Written exercise.
Write down every entry below once more, exactly.

--

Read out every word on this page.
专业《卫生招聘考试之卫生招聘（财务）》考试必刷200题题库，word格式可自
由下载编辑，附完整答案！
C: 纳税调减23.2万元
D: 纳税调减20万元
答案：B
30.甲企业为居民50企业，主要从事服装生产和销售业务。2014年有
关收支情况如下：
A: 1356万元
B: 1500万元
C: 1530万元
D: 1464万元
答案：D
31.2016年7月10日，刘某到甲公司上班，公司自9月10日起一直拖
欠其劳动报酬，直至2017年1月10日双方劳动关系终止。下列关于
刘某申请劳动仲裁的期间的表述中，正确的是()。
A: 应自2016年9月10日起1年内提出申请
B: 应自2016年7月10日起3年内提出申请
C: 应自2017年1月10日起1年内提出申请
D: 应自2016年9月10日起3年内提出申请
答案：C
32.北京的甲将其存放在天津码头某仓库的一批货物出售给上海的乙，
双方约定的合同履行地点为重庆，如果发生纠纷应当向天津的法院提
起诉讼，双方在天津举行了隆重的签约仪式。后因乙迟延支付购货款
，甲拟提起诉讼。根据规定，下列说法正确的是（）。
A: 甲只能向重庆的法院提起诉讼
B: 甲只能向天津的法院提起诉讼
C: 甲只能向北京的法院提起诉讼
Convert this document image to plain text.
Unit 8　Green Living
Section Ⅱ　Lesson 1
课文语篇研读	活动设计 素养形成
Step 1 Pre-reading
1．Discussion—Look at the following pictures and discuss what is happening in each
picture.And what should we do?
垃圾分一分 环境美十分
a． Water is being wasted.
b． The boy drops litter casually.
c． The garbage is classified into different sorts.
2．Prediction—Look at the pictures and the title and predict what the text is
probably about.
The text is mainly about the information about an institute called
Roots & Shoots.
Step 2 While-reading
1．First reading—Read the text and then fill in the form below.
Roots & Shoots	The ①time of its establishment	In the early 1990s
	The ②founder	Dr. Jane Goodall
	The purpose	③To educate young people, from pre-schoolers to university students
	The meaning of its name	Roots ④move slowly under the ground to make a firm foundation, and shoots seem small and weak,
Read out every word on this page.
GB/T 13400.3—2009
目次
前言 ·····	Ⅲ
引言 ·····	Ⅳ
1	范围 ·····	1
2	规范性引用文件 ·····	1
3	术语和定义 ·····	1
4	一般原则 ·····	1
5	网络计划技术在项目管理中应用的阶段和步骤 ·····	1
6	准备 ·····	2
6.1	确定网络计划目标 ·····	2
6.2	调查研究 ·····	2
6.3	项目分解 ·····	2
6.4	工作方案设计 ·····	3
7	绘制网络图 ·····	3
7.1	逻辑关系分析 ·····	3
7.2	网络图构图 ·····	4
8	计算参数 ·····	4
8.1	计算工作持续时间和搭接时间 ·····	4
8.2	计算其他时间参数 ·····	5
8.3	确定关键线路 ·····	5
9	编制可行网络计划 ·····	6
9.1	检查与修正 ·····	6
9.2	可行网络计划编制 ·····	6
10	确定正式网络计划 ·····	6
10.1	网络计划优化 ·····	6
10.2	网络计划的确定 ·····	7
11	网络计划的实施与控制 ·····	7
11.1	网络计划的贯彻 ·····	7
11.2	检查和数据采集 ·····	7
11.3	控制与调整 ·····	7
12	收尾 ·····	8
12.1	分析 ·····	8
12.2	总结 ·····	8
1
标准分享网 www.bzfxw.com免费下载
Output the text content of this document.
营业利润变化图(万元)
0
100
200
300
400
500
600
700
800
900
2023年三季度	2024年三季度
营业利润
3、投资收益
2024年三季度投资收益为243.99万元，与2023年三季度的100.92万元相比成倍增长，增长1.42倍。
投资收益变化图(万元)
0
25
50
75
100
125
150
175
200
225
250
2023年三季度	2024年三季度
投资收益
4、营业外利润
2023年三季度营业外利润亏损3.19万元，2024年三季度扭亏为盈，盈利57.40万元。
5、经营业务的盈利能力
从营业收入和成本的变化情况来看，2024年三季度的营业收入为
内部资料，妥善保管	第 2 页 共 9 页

--

Exercise answer.
Read out every word on this page.
专业《卫生招聘考试之卫生招聘（财务）》考试必刷200题题库，word格式可自
由下载编辑，附完整答案！
C: 纳税调减23.2万元
D: 纳税调减20万元
答案：B
30.甲企业为居民50企业，主要从事服装生产和销售业务。2014年有
关收支情况如下：
A: 1356万元
B: 1500万元
C: 1530万元
D: 1464万元
答案：D
31.2016年7月10日，刘某到甲公司上班，公司自9月10日起一直拖
欠其劳动报酬，直至2017年1月10日双方劳动关系终止。下列关于
刘某申请劳动仲裁的期间的表述中，正确的是()。
A: 应自2016年9月10日起1年内提出申请
B: 应自2016年7月10日起3年内提出申请
C: 应自2017年1月10日起1年内提出申请
D: 应自2016年9月10日起3年内提出申请
答案：C
32.北京的甲将其存放在天津码头某仓库的一批货物出售给上海的乙，
双方约定的合同履行地点为重庆，如果发生纠纷应当向天津的法院提
起诉讼，双方在天津举行了隆重的签约仪式。后因乙迟延支付购货款
，甲拟提起诉讼。根据规定，下列说法正确的是（）。
A: 甲只能向重庆的法院提起诉讼
B: 甲只能向天津的法院提起诉讼
C: 甲只能向北京的法院提起诉讼
Convert this document image to plain text.
Unit 8　Green Living
Section Ⅱ　Lesson 1
课文语篇研读	活动设计 素养形成
Step 1 Pre-reading
1．Discussion—Look at the following pictures and discuss what is happening in each
picture.And what should we do?
垃圾分一分 环境美十分
a． Water is being wasted.
b． The boy drops litter casually.
c． The garbage is classified into different sorts.
2．Prediction—Look at the pictures and the title and predict what the text is
probably about.
The text is mainly about the information about an institute called
Roots & Shoots.
Step 2 While-reading
1．First reading—Read the text and then fill in the form below.
Roots & Shoots	The ①time of its establishment	In the early 1990s
	The ②founder	Dr. Jane Goodall
	The purpose	③To educate young people, from pre-schoolers to university students
	The meaning of its name	Roots ④move slowly under the ground to make a firm foundation, and shoots seem small and weak,
Read out every word on this page.
GB/T 13400.3—2009
目次
前言 ·····	Ⅲ
引言 ·····	Ⅳ
1	范围 ·····	1
2	规范性引用文件 ·····	1
3	术语和定义 ·····	1
4	一般原则 ·····	1
5	网络计划技术在项目管理中应用的阶段和步骤 ·····	1
6	准备 ·····	2
6.1	确定网络计划目标 ·····	2
6.2	调查研究 ·····	2
6.3	项目分解 ·····	2
6.4	工作方案设计 ·····	3
7	绘制网络图 ·····	3
7.1	逻辑关系分析 ·····	3
7.2	网络图构图 ·····	4
8	计算参数 ·····	4
8.1	计算工作持续时间和搭接时间 ·····	4
8.2	计算其他时间参数 ·····	5
8.3	确定关键线路 ·····	5
9	编制可行网络计划 ·····	6
9.1	检查与修正 ·····	6
9.2	可行网络计划编制 ·····	6
10	确定正式网络计划 ·····	6
10.1	网络计划优化 ·····	6
10.2	网络计划的确定 ·····	7
11	网络计划的实施与控制 ·····	7
11.1	网络计划的贯彻 ·····	7
11.2	检查和数据采集 ·····	7
11.3	控制与调整 ·····	7
12	收尾 ·····	8
12.1	分析 ·····	8
12.2	总结 ·····	8
1
标准分享网 www.bzfxw.com免费下载
Output the text content of this document.
营业利润变化图(万元)
0
100
200
300
400
500
600
700
800
900
2023年三季度	2024年三季度
营业利润
3、投资收益
2024年三季度投资收益为243.99万元，与2023年三季度的100.92万元相比成倍增长，增长1.42倍。
投资收益变化图(万元)
0
25
50
75
100
125
150
175
200
225
250
2023年三季度	2024年三季度
投资收益
4、营业外利润
2023年三季度营业外利润亏损3.19万元，2024年三季度扭亏为盈，盈利57.40万元。
5、经营业务的盈利能力
从营业收入和成本的变化情况来看，2024年三季度的营业收入为
内部资料，妥善保管	第 2 页 共 9 页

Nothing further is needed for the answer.